What you will do:
Find every line in the records below that holds the word "this", and copy it out.

## start

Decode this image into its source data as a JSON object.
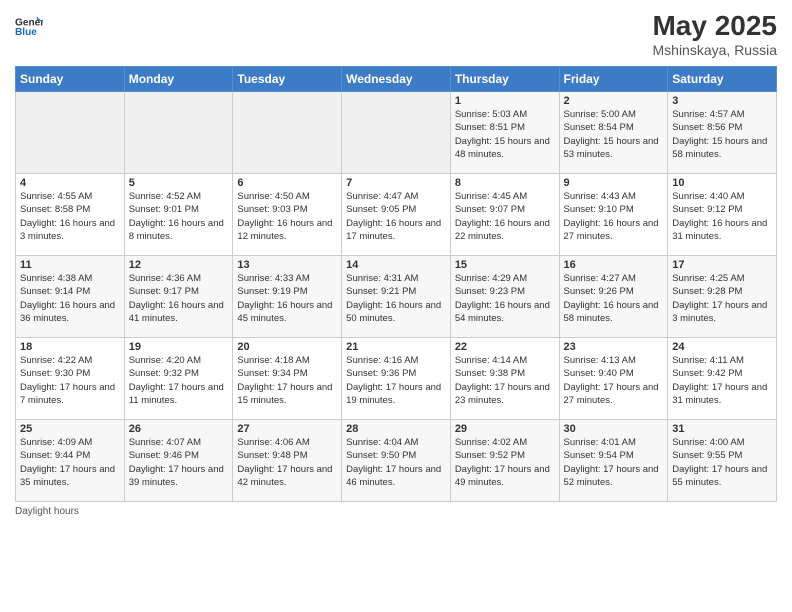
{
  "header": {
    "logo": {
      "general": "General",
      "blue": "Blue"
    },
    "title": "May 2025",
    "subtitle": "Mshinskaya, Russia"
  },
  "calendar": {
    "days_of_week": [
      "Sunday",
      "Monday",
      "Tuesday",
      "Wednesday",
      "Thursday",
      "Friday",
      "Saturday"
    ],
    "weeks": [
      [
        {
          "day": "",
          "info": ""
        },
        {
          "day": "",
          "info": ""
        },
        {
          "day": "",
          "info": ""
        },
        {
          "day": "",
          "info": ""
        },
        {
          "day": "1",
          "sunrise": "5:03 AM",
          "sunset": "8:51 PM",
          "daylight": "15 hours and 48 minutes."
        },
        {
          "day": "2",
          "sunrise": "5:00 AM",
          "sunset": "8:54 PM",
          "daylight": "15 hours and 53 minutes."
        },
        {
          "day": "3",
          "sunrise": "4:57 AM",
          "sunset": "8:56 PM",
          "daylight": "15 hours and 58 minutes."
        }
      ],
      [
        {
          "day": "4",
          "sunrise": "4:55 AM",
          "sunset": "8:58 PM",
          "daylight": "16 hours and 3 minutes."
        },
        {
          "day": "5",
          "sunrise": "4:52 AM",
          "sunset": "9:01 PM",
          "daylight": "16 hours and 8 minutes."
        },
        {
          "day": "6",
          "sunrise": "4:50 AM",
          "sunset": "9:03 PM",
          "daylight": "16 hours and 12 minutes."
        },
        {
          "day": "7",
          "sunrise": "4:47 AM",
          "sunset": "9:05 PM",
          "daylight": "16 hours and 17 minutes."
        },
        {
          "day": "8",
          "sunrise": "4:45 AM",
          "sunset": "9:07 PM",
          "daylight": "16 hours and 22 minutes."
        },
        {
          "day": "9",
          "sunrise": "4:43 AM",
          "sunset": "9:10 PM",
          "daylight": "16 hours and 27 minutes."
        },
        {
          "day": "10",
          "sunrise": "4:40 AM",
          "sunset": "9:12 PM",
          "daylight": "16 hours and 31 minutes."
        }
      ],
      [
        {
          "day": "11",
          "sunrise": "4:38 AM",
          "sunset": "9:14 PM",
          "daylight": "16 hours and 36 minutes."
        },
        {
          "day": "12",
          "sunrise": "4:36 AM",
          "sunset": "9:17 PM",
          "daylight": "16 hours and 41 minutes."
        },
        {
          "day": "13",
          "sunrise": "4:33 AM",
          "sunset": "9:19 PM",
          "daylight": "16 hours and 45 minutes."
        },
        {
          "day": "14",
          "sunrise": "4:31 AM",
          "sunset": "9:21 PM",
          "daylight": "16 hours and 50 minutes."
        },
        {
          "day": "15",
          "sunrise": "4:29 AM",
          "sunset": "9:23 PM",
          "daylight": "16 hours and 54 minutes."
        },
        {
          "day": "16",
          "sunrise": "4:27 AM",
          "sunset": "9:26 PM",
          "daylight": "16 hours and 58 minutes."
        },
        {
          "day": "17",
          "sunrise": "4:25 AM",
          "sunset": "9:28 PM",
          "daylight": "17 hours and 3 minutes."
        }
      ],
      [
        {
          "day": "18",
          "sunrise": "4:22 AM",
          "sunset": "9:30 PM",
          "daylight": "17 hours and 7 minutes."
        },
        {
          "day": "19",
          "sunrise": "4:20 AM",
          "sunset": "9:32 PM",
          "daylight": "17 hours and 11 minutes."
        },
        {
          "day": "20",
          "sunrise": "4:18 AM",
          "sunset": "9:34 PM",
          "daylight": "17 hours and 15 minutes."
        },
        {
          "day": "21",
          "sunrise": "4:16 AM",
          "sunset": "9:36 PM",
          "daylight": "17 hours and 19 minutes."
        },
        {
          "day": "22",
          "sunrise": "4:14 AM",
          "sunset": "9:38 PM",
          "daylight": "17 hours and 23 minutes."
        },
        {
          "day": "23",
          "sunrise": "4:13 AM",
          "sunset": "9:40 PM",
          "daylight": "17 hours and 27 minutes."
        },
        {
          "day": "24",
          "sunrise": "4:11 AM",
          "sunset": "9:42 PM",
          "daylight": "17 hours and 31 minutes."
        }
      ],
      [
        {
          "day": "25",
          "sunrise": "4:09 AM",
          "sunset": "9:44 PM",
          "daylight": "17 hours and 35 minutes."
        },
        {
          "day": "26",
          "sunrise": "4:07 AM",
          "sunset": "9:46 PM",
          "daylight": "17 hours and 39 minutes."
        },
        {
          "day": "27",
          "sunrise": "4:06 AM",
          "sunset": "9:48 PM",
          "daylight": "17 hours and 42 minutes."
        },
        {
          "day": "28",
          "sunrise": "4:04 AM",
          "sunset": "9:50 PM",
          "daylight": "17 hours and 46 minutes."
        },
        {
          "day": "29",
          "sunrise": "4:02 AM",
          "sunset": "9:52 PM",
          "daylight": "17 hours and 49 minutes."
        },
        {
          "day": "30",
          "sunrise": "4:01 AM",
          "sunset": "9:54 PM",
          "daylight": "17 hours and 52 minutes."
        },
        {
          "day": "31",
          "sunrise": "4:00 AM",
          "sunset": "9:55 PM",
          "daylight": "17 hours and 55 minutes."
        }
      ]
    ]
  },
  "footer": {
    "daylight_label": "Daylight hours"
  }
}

## end
## start

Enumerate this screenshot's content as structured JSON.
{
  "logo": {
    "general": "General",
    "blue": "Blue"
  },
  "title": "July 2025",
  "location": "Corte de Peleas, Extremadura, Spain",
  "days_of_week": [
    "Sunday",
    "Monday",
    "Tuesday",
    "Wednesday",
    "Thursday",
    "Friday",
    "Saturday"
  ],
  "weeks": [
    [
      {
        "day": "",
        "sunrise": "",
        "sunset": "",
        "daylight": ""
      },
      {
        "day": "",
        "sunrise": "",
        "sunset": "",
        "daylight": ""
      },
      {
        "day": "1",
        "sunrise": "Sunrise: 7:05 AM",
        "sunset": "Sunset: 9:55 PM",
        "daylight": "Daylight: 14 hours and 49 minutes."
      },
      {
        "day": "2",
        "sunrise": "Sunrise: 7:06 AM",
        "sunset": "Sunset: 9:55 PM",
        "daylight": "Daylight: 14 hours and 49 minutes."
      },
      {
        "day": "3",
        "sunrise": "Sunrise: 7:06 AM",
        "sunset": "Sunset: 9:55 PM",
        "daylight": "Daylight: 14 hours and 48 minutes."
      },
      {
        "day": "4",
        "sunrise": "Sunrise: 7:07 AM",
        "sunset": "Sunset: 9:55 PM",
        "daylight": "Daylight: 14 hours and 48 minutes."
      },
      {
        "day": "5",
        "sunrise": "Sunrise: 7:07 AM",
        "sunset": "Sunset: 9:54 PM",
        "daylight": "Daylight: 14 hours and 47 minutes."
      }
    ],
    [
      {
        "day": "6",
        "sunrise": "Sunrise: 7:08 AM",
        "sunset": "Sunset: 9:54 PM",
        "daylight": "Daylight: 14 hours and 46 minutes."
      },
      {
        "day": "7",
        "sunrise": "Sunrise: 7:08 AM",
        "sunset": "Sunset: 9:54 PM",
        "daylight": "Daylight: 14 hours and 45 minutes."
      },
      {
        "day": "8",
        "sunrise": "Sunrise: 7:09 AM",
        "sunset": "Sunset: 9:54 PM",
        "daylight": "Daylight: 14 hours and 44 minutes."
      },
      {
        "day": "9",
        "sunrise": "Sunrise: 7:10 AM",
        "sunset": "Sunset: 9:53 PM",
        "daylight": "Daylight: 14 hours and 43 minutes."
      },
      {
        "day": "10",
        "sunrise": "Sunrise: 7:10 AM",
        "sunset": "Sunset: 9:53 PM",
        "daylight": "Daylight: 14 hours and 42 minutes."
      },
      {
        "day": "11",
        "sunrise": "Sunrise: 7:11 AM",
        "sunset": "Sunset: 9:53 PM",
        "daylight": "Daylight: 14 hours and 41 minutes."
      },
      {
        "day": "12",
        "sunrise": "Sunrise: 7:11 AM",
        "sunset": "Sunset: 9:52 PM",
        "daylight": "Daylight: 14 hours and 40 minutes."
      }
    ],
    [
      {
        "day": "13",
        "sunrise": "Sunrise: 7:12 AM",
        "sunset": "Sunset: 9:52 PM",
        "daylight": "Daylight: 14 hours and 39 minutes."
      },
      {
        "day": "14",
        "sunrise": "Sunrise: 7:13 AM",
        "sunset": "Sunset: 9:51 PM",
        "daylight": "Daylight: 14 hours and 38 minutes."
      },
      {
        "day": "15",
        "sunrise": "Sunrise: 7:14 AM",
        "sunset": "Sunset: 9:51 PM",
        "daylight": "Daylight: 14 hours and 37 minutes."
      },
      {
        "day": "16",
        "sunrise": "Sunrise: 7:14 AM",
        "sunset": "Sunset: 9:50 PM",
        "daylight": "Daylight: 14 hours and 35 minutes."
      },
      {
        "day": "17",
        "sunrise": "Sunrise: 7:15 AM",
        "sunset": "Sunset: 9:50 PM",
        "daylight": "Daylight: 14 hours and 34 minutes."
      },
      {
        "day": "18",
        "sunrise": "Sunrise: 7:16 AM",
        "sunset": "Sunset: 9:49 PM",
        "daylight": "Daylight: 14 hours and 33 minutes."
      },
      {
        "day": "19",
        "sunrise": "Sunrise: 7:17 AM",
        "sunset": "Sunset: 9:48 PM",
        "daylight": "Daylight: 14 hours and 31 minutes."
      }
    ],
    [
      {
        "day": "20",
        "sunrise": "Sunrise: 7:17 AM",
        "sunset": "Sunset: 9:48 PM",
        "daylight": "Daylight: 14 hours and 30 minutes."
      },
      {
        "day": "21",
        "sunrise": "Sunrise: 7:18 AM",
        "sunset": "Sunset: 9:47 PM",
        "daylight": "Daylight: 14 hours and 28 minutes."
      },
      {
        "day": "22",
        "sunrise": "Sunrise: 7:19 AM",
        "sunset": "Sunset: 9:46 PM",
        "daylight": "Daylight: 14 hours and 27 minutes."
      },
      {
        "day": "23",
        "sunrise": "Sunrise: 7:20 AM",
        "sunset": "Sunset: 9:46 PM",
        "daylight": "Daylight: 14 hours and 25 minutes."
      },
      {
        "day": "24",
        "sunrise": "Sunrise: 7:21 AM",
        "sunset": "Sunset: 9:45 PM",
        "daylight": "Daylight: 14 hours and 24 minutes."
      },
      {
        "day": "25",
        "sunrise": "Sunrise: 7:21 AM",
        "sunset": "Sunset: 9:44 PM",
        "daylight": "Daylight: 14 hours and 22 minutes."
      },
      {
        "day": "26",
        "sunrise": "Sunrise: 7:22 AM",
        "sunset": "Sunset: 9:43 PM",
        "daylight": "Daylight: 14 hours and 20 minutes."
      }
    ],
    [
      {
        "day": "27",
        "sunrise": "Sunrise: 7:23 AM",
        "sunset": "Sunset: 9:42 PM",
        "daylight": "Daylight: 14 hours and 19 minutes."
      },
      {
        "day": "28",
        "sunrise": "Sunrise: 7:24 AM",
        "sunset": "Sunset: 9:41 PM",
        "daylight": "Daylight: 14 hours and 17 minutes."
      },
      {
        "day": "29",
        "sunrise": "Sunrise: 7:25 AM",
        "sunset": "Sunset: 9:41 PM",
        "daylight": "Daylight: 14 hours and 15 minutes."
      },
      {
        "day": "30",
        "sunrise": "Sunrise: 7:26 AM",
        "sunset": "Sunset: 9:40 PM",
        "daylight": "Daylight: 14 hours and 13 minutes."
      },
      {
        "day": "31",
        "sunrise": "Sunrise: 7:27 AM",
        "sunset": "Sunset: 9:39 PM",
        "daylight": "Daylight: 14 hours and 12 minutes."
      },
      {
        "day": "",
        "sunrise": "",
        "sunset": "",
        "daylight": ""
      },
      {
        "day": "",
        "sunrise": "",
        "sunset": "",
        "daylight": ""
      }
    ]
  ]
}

## end

Full answer:
Decode this image into its source data as a JSON object.
Enumerate this screenshot's content as structured JSON.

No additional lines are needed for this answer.